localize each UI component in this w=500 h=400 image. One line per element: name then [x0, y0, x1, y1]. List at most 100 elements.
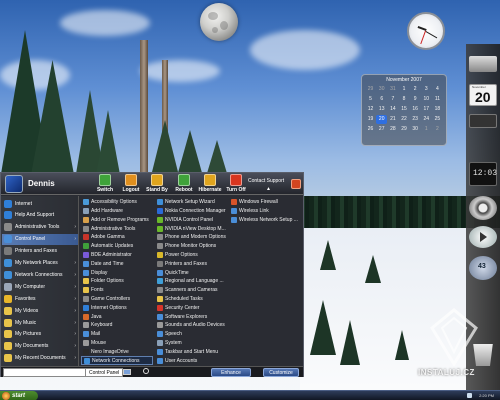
speaker-icon[interactable] — [467, 393, 472, 398]
control-panel-item[interactable]: Nero ImageDrive — [81, 348, 153, 357]
control-panel-item[interactable]: System — [155, 339, 227, 348]
calendar-day[interactable]: 2 — [410, 85, 421, 94]
calendar-day[interactable]: 7 — [387, 95, 398, 104]
control-panel-item[interactable]: Speech — [155, 330, 227, 339]
calendar-day[interactable]: 14 — [387, 105, 398, 114]
logout-button[interactable]: Logout — [118, 174, 144, 193]
start-menu-item[interactable]: Favorites › — [2, 293, 78, 304]
control-panel-item[interactable]: Windows Firewall — [229, 198, 303, 207]
calendar-day[interactable]: 30 — [376, 85, 387, 94]
control-panel-item[interactable]: Add Hardware — [81, 207, 153, 216]
calendar-day[interactable]: 20 — [376, 115, 388, 124]
control-panel-item[interactable]: Security Center — [155, 304, 227, 313]
calendar-day[interactable]: 27 — [376, 125, 387, 134]
start-menu-item[interactable]: My Videos › — [2, 305, 78, 316]
control-panel-item[interactable]: Internet Options — [81, 304, 153, 313]
control-panel-item[interactable]: BDE Administrator — [81, 251, 153, 260]
customize-button[interactable]: Customize — [263, 368, 299, 377]
calendar-day[interactable]: 9 — [410, 95, 421, 104]
tray-clock[interactable]: 2:20 PM — [479, 393, 494, 398]
contact-support-link[interactable]: Contact Support — [248, 178, 284, 184]
close-icon[interactable] — [291, 179, 301, 189]
turn-off-button[interactable]: Turn Off — [223, 174, 249, 193]
control-panel-item[interactable]: Fonts — [81, 286, 153, 295]
control-panel-item[interactable]: NVIDIA nView Desktop M... — [155, 224, 227, 233]
search-icon[interactable] — [143, 368, 149, 374]
control-panel-item[interactable]: Display — [81, 268, 153, 277]
calendar-day[interactable]: 26 — [365, 125, 376, 134]
start-menu-item[interactable]: Help And Support — [2, 210, 78, 221]
calendar-gadget[interactable]: November 2007 29 30 31 1 2 3 4 5 6 7 8 9 10 11 12 13 14 1… — [361, 74, 447, 146]
control-panel-item[interactable]: QuickTime — [155, 268, 227, 277]
control-panel-item[interactable]: Power Options — [155, 251, 227, 260]
start-menu-item[interactable]: Printers and Faxes — [2, 246, 78, 257]
start-menu-item[interactable]: My Documents › — [2, 341, 78, 352]
control-panel-item[interactable]: NVIDIA Control Panel — [155, 216, 227, 225]
control-panel-item[interactable]: User Accounts — [155, 356, 227, 365]
control-panel-item[interactable]: Adobe Gamma — [81, 233, 153, 242]
calendar-day[interactable]: 4 — [432, 85, 443, 94]
sidebar-play-button[interactable] — [469, 226, 497, 248]
control-panel-item[interactable]: Accessibility Options — [81, 198, 153, 207]
control-panel-item[interactable]: Printers and Faxes — [155, 260, 227, 269]
control-panel-item[interactable]: Add or Remove Programs — [81, 216, 153, 225]
calendar-day[interactable]: 15 — [398, 105, 409, 114]
control-panel-item[interactable]: Mail — [81, 330, 153, 339]
calendar-day[interactable]: 12 — [365, 105, 376, 114]
sidebar-date-tile[interactable]: November 20 — [469, 84, 497, 106]
calendar-day[interactable]: 29 — [398, 125, 409, 134]
start-menu-item[interactable]: My Pictures › — [2, 329, 78, 340]
enhance-button[interactable]: Enhance — [211, 368, 251, 377]
calendar-day[interactable]: 3 — [421, 85, 432, 94]
control-panel-item[interactable]: Folder Options — [81, 277, 153, 286]
calendar-day[interactable]: 21 — [387, 115, 398, 124]
start-menu-item[interactable]: My Network Places › — [2, 258, 78, 269]
control-panel-item[interactable]: Software Explorers — [155, 312, 227, 321]
start-menu-item[interactable]: Administrative Tools › — [2, 222, 78, 233]
chevron-up-icon[interactable]: ▲ — [266, 186, 271, 192]
start-menu-item[interactable]: My Recent Documents › — [2, 353, 78, 364]
sidebar-misc-tile[interactable] — [469, 114, 497, 128]
calendar-day[interactable]: 16 — [410, 105, 421, 114]
calendar-day[interactable]: 25 — [432, 115, 443, 124]
search-input[interactable] — [3, 368, 93, 377]
control-panel-tab[interactable]: Control Panel — [85, 368, 124, 377]
switch-user-button[interactable]: Switch — [92, 174, 118, 193]
stand-by-button[interactable]: Stand By — [144, 174, 170, 193]
calendar-day[interactable]: 17 — [421, 105, 432, 114]
hibernate-button[interactable]: Hibernate — [197, 174, 223, 193]
control-panel-item[interactable]: Wireless Link — [229, 207, 303, 216]
control-panel-item[interactable]: Mouse — [81, 339, 153, 348]
calendar-day[interactable]: 8 — [398, 95, 409, 104]
monitor-icon[interactable] — [123, 369, 131, 375]
control-panel-item[interactable]: Sounds and Audio Devices — [155, 321, 227, 330]
clock-gadget[interactable] — [407, 12, 445, 50]
control-panel-item[interactable]: Nokia Connection Manager — [155, 207, 227, 216]
calendar-day[interactable]: 10 — [421, 95, 432, 104]
calendar-day[interactable]: 18 — [432, 105, 443, 114]
calendar-day[interactable]: 22 — [398, 115, 409, 124]
start-menu-item[interactable]: Network Connections › — [2, 269, 78, 280]
calendar-day[interactable]: 1 — [421, 125, 432, 134]
calendar-day[interactable]: 31 — [387, 85, 398, 94]
calendar-day[interactable]: 13 — [376, 105, 387, 114]
control-panel-item[interactable]: Date and Time — [81, 260, 153, 269]
sidebar-record-tile[interactable] — [469, 196, 497, 220]
control-panel-item[interactable]: Network Setup Wizard — [155, 198, 227, 207]
control-panel-item[interactable]: Network Connections — [81, 356, 153, 365]
calendar-day[interactable]: 19 — [365, 115, 376, 124]
sidebar-time-tile[interactable]: 12:03 — [469, 162, 497, 186]
start-button[interactable]: start — [0, 391, 38, 400]
control-panel-item[interactable]: Regional and Language ... — [155, 277, 227, 286]
control-panel-item[interactable]: Automatic Updates — [81, 242, 153, 251]
calendar-day[interactable]: 6 — [376, 95, 387, 104]
calendar-day[interactable]: 29 — [365, 85, 376, 94]
calendar-day[interactable]: 11 — [432, 95, 443, 104]
calendar-day[interactable]: 28 — [387, 125, 398, 134]
calendar-day[interactable]: 30 — [410, 125, 421, 134]
calendar-day[interactable]: 23 — [410, 115, 421, 124]
calendar-day[interactable]: 24 — [421, 115, 432, 124]
control-panel-item[interactable]: Scheduled Tasks — [155, 295, 227, 304]
control-panel-item[interactable]: Java — [81, 312, 153, 321]
start-menu-item[interactable]: Internet — [2, 198, 78, 209]
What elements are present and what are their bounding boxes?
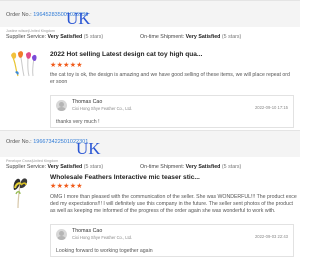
order-number-label: Order No.: (6, 139, 32, 145)
buyer-location: Justine wilson|United Kingdom (6, 29, 55, 33)
order-header: Order No.: 196452835001026936 UK (0, 0, 300, 27)
avatar (56, 229, 67, 240)
seller-reply: Thomas Cao Cixi Hong Shye Feather Co., L… (50, 95, 294, 128)
review-line: ded my expectations!!! I will definitely… (50, 201, 293, 207)
shipment-rating: On-time Shipment: Very Satisfied (5 star… (140, 164, 241, 170)
product-thumbnail[interactable] (6, 174, 40, 210)
shipment-rating: On-time Shipment: Very Satisfied (5 star… (140, 34, 241, 40)
shipment-stars: (5 stars) (221, 34, 242, 40)
shipment-label: On-time Shipment: (140, 164, 185, 170)
product-title-link[interactable]: Wholesale Feathers Interactive mic tease… (50, 174, 200, 181)
shipment-stars: (5 stars) (221, 164, 242, 170)
supplier-service-label: Supplier Service: (6, 34, 47, 40)
shipment-label: On-time Shipment: (140, 34, 185, 40)
supplier-service-value: Very Satisfied (47, 34, 83, 40)
reply-author: Thomas Cao (72, 228, 103, 234)
review-line: as well as keeping me informed of the pr… (50, 208, 276, 214)
supplier-service-rating: Supplier Service: Very Satisfied (5 star… (6, 34, 103, 40)
review-text: the cat toy is ok, the design is amazing… (50, 72, 290, 85)
supplier-service-value: Very Satisfied (47, 164, 83, 170)
review-line: OMG I more than pleased with the communi… (50, 194, 297, 200)
reply-date: 2022-09-03 22:43 (254, 234, 288, 239)
supplier-service-stars: (5 stars) (83, 164, 104, 170)
reply-company: Cixi Hong Shye Feather Co., Ltd. (72, 235, 133, 240)
reply-date: 2022-09-10 17:15 (254, 105, 288, 110)
product-title-link[interactable]: 2022 Hot selling Latest design cat toy h… (50, 51, 202, 58)
reply-author: Thomas Cao (72, 99, 103, 105)
supplier-service-rating: Supplier Service: Very Satisfied (5 star… (6, 164, 103, 170)
uk-marker: UK (76, 139, 101, 158)
uk-marker: UK (66, 9, 91, 28)
supplier-service-label: Supplier Service: (6, 164, 47, 170)
review-text: OMG I more than pleased with the communi… (50, 194, 297, 215)
feather-teaser-image (6, 174, 40, 210)
rating-stars: ★★★★★ (50, 62, 83, 69)
order-header: Order No.: 196673422501022301 (0, 130, 300, 157)
feather-toy-image (6, 48, 40, 82)
rating-stars: ★★★★★ (50, 183, 83, 190)
supplier-service-stars: (5 stars) (83, 34, 104, 40)
product-thumbnail[interactable] (6, 48, 40, 82)
buyer-location: Penelope Cross|United Kingdom (6, 159, 59, 163)
avatar (56, 100, 67, 111)
shipment-value: Very Satisfied (185, 34, 221, 40)
reply-company: Cixi Hong Shye Feather Co., Ltd. (72, 106, 133, 111)
shipment-value: Very Satisfied (185, 164, 221, 170)
order-card: Order No.: 196452835001026936 UK Justine… (0, 0, 300, 130)
seller-reply: Thomas Cao Cixi Hong Shye Feather Co., L… (50, 224, 294, 257)
order-card: Order No.: 196673422501022301 Penelope C… (0, 130, 300, 259)
reply-text: Looking forward to working together agai… (56, 248, 153, 254)
reply-text: thanks very much ! (56, 119, 100, 125)
order-number-label: Order No.: (6, 12, 32, 18)
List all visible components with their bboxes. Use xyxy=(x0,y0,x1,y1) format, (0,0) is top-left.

========

Return everything in the records from the line containing "order-number-label: Order No.: (6, 139, 32, 145)" down to the line containing "review-line: ded my", both included, reproduced line for line without any change.

*RIGHT ANSWER*:
order-number-label: Order No.: (6, 139, 32, 145)
buyer-location: Justine wilson|United Kingdom (6, 29, 55, 33)
order-header: Order No.: 196452835001026936 UK (0, 0, 300, 27)
avatar (56, 229, 67, 240)
seller-reply: Thomas Cao Cixi Hong Shye Feather Co., L… (50, 95, 294, 128)
review-line: ded my expectations!!! I will definitely… (50, 201, 293, 207)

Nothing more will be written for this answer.